In the listing below, count the lines containing the string "regenerate" and state only the number.

Data entries
** START **
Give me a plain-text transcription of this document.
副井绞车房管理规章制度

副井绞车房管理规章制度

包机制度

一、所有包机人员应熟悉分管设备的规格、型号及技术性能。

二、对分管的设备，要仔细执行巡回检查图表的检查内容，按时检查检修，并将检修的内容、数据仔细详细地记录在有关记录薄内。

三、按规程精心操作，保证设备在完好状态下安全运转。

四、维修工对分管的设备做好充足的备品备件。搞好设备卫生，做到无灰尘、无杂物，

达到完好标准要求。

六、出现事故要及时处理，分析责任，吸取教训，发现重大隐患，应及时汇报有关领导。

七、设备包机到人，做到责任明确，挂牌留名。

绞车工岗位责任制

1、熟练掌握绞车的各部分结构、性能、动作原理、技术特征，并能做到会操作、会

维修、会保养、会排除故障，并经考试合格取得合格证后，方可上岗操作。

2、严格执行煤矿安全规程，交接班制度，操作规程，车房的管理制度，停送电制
** END **
** START **
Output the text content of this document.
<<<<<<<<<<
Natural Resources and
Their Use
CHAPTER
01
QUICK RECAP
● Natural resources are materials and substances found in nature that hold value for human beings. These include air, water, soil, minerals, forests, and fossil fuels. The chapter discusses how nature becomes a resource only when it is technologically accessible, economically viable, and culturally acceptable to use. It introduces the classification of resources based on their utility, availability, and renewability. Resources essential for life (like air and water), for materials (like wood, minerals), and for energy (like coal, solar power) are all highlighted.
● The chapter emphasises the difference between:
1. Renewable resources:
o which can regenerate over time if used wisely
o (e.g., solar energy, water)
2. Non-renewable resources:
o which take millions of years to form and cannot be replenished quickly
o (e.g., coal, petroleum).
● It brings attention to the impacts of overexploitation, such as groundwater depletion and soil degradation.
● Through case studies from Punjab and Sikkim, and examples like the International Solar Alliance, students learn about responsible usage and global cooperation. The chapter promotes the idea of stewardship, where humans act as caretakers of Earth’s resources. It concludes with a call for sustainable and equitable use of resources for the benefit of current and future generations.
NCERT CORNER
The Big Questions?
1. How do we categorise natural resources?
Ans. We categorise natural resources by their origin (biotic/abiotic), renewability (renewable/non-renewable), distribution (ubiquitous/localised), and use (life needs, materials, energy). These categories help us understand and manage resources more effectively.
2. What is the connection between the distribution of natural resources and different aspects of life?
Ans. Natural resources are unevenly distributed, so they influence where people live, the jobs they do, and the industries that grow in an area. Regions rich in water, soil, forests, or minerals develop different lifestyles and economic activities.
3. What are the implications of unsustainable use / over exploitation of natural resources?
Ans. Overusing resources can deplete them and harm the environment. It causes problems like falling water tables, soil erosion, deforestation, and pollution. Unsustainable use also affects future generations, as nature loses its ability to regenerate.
** END **
## Task result
2